**TO BE DONE**
Write out, please, the line containing "Give me a plain-text" together with all lines after it, up to and including the last one, with no other output.

**Records from a data source**
═══
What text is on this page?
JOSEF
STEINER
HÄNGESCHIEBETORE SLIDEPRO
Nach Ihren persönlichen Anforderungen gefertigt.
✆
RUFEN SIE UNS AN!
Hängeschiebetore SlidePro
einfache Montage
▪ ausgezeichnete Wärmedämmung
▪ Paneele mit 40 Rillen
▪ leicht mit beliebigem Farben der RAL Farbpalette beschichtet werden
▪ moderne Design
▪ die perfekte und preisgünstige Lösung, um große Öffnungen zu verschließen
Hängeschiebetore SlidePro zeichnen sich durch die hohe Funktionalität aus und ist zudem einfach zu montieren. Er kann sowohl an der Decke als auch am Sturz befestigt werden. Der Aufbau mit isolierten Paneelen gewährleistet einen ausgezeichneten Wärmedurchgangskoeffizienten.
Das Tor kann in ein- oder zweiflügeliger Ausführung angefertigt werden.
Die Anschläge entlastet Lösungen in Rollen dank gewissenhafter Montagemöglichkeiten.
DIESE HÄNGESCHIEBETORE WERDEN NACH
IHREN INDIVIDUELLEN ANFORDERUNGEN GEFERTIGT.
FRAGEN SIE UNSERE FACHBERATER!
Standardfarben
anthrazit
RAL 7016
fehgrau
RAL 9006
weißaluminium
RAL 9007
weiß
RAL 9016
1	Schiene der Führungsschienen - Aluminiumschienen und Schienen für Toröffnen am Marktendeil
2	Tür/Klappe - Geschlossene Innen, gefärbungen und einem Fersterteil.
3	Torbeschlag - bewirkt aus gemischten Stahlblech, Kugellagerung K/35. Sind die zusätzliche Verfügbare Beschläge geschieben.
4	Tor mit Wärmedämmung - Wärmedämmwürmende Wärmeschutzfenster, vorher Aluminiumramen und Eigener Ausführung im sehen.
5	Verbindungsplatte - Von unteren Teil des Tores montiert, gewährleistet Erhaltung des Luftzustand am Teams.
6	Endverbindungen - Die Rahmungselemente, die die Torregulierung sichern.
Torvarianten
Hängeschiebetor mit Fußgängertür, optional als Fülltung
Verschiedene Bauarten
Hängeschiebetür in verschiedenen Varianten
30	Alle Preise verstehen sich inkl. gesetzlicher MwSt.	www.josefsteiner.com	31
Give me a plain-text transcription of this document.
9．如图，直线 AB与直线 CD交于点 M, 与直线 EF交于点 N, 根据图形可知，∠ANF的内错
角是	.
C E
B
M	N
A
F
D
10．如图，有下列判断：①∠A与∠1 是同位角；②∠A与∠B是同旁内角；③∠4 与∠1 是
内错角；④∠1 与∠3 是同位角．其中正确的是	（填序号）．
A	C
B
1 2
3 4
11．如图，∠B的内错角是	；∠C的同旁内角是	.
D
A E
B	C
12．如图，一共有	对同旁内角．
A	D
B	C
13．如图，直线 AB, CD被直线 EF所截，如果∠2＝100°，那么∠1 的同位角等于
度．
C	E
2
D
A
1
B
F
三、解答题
═══
**PROBLEM SOLUTION**
Give me a plain-text transcription of this document.
9．如图，直线 AB与直线 CD交于点 M, 与直线 EF交于点 N, 根据图形可知，∠ANF的内错
角是	.
C E
B
M	N
A
F
D
10．如图，有下列判断：①∠A与∠1 是同位角；②∠A与∠B是同旁内角；③∠4 与∠1 是
内错角；④∠1 与∠3 是同位角．其中正确的是	（填序号）．
A	C
B
1 2
3 4
11．如图，∠B的内错角是	；∠C的同旁内角是	.
D
A E
B	C
12．如图，一共有	对同旁内角．
A	D
B	C
13．如图，直线 AB, CD被直线 EF所截，如果∠2＝100°，那么∠1 的同位角等于
度．
C	E
2
D
A
1
B
F
三、解答题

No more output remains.